Return the material exactly as supplied, apart from the pictures, which are omitted.

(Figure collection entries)
»»

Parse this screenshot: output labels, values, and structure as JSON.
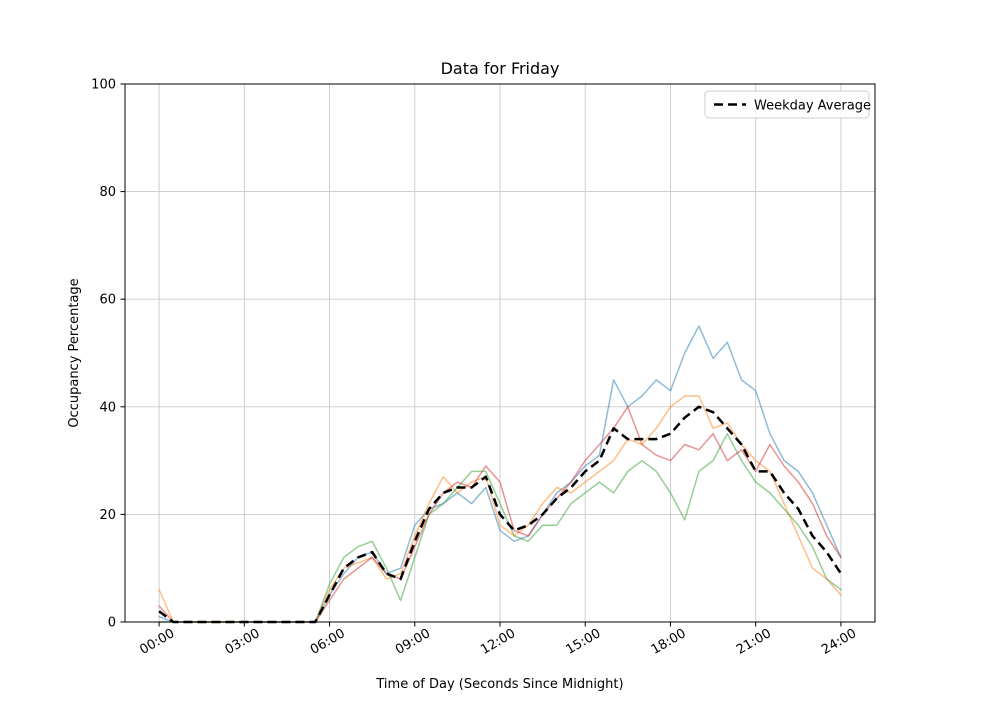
{
  "figure": {
    "background": "#ffffff"
  },
  "chart_data": {
    "type": "line",
    "title": "Data for Friday",
    "xlabel": "Time of Day (Seconds Since Midnight)",
    "ylabel": "Occupancy Percentage",
    "grid": true,
    "grid_color": "#c9c9c9",
    "legend": {
      "label": "Weekday Average",
      "position": "upper right"
    },
    "ylim": [
      0,
      100
    ],
    "yticks": [
      0,
      20,
      40,
      60,
      80,
      100
    ],
    "xlim_hours": [
      -1.2,
      25.2
    ],
    "xticks": {
      "hours": [
        0,
        3,
        6,
        9,
        12,
        15,
        18,
        21,
        24
      ],
      "labels": [
        "00:00",
        "03:00",
        "06:00",
        "09:00",
        "12:00",
        "15:00",
        "18:00",
        "21:00",
        "24:00"
      ]
    },
    "x_start_hour": 0,
    "x_step_hours": 0.5,
    "series": [
      {
        "id": "occupancy-series-1",
        "color": "#1f77b4",
        "opacity": 0.5,
        "width": 1.5,
        "values": [
          1,
          0,
          0,
          0,
          0,
          0,
          0,
          0,
          0,
          0,
          0,
          0,
          5,
          9,
          12,
          13,
          9,
          10,
          18,
          21,
          22,
          24,
          22,
          25,
          17,
          15,
          16,
          20,
          24,
          26,
          29,
          31,
          45,
          40,
          42,
          45,
          43,
          50,
          55,
          49,
          52,
          45,
          43,
          35,
          30,
          28,
          24,
          18,
          12
        ]
      },
      {
        "id": "occupancy-series-2",
        "color": "#ff7f0e",
        "opacity": 0.5,
        "width": 1.5,
        "values": [
          6,
          0,
          0,
          0,
          0,
          0,
          0,
          0,
          0,
          0,
          0,
          0,
          6,
          10,
          11,
          12,
          8,
          9,
          16,
          22,
          27,
          24,
          26,
          27,
          18,
          16,
          18,
          22,
          25,
          24,
          26,
          28,
          30,
          34,
          33,
          36,
          40,
          42,
          42,
          36,
          37,
          33,
          30,
          28,
          22,
          16,
          10,
          8,
          5
        ]
      },
      {
        "id": "occupancy-series-3",
        "color": "#2ca02c",
        "opacity": 0.5,
        "width": 1.5,
        "values": [
          0,
          0,
          0,
          0,
          0,
          0,
          0,
          0,
          0,
          0,
          0,
          0,
          7,
          12,
          14,
          15,
          10,
          4,
          12,
          20,
          22,
          25,
          28,
          28,
          22,
          16,
          15,
          18,
          18,
          22,
          24,
          26,
          24,
          28,
          30,
          28,
          24,
          19,
          28,
          30,
          35,
          30,
          26,
          24,
          21,
          18,
          14,
          8,
          6
        ]
      },
      {
        "id": "occupancy-series-4",
        "color": "#d62728",
        "opacity": 0.5,
        "width": 1.5,
        "values": [
          3,
          0,
          0,
          0,
          0,
          0,
          0,
          0,
          0,
          0,
          0,
          0,
          4,
          8,
          10,
          12,
          9,
          8,
          14,
          20,
          24,
          26,
          25,
          29,
          26,
          17,
          16,
          20,
          23,
          26,
          30,
          33,
          36,
          40,
          33,
          31,
          30,
          33,
          32,
          35,
          30,
          32,
          28,
          33,
          29,
          26,
          22,
          16,
          12
        ]
      }
    ],
    "average": {
      "label": "Weekday Average",
      "color": "#000000",
      "linestyle": "dashed",
      "width": 2.5,
      "values": [
        2,
        0,
        0,
        0,
        0,
        0,
        0,
        0,
        0,
        0,
        0,
        0,
        5,
        10,
        12,
        13,
        9,
        8,
        15,
        21,
        24,
        25,
        25,
        27,
        20,
        17,
        18,
        20,
        23,
        25,
        28,
        30,
        36,
        34,
        34,
        34,
        35,
        38,
        40,
        39,
        36,
        33,
        28,
        28,
        24,
        21,
        16,
        13,
        9
      ]
    }
  }
}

««

## THE RESULT
Parse this screenshot: output labels, values, and structure as JSON.
{
  "figure": {
    "background": "#ffffff"
  },
  "chart_data": {
    "type": "line",
    "title": "Data for Friday",
    "xlabel": "Time of Day (Seconds Since Midnight)",
    "ylabel": "Occupancy Percentage",
    "grid": true,
    "grid_color": "#c9c9c9",
    "legend": {
      "label": "Weekday Average",
      "position": "upper right"
    },
    "ylim": [
      0,
      100
    ],
    "yticks": [
      0,
      20,
      40,
      60,
      80,
      100
    ],
    "xlim_hours": [
      -1.2,
      25.2
    ],
    "xticks": {
      "hours": [
        0,
        3,
        6,
        9,
        12,
        15,
        18,
        21,
        24
      ],
      "labels": [
        "00:00",
        "03:00",
        "06:00",
        "09:00",
        "12:00",
        "15:00",
        "18:00",
        "21:00",
        "24:00"
      ]
    },
    "x_start_hour": 0,
    "x_step_hours": 0.5,
    "series": [
      {
        "id": "occupancy-series-1",
        "color": "#1f77b4",
        "opacity": 0.5,
        "width": 1.5,
        "values": [
          1,
          0,
          0,
          0,
          0,
          0,
          0,
          0,
          0,
          0,
          0,
          0,
          5,
          9,
          12,
          13,
          9,
          10,
          18,
          21,
          22,
          24,
          22,
          25,
          17,
          15,
          16,
          20,
          24,
          26,
          29,
          31,
          45,
          40,
          42,
          45,
          43,
          50,
          55,
          49,
          52,
          45,
          43,
          35,
          30,
          28,
          24,
          18,
          12
        ]
      },
      {
        "id": "occupancy-series-2",
        "color": "#ff7f0e",
        "opacity": 0.5,
        "width": 1.5,
        "values": [
          6,
          0,
          0,
          0,
          0,
          0,
          0,
          0,
          0,
          0,
          0,
          0,
          6,
          10,
          11,
          12,
          8,
          9,
          16,
          22,
          27,
          24,
          26,
          27,
          18,
          16,
          18,
          22,
          25,
          24,
          26,
          28,
          30,
          34,
          33,
          36,
          40,
          42,
          42,
          36,
          37,
          33,
          30,
          28,
          22,
          16,
          10,
          8,
          5
        ]
      },
      {
        "id": "occupancy-series-3",
        "color": "#2ca02c",
        "opacity": 0.5,
        "width": 1.5,
        "values": [
          0,
          0,
          0,
          0,
          0,
          0,
          0,
          0,
          0,
          0,
          0,
          0,
          7,
          12,
          14,
          15,
          10,
          4,
          12,
          20,
          22,
          25,
          28,
          28,
          22,
          16,
          15,
          18,
          18,
          22,
          24,
          26,
          24,
          28,
          30,
          28,
          24,
          19,
          28,
          30,
          35,
          30,
          26,
          24,
          21,
          18,
          14,
          8,
          6
        ]
      },
      {
        "id": "occupancy-series-4",
        "color": "#d62728",
        "opacity": 0.5,
        "width": 1.5,
        "values": [
          3,
          0,
          0,
          0,
          0,
          0,
          0,
          0,
          0,
          0,
          0,
          0,
          4,
          8,
          10,
          12,
          9,
          8,
          14,
          20,
          24,
          26,
          25,
          29,
          26,
          17,
          16,
          20,
          23,
          26,
          30,
          33,
          36,
          40,
          33,
          31,
          30,
          33,
          32,
          35,
          30,
          32,
          28,
          33,
          29,
          26,
          22,
          16,
          12
        ]
      }
    ],
    "average": {
      "label": "Weekday Average",
      "color": "#000000",
      "linestyle": "dashed",
      "width": 2.5,
      "values": [
        2,
        0,
        0,
        0,
        0,
        0,
        0,
        0,
        0,
        0,
        0,
        0,
        5,
        10,
        12,
        13,
        9,
        8,
        15,
        21,
        24,
        25,
        25,
        27,
        20,
        17,
        18,
        20,
        23,
        25,
        28,
        30,
        36,
        34,
        34,
        34,
        35,
        38,
        40,
        39,
        36,
        33,
        28,
        28,
        24,
        21,
        16,
        13,
        9
      ]
    }
  }
}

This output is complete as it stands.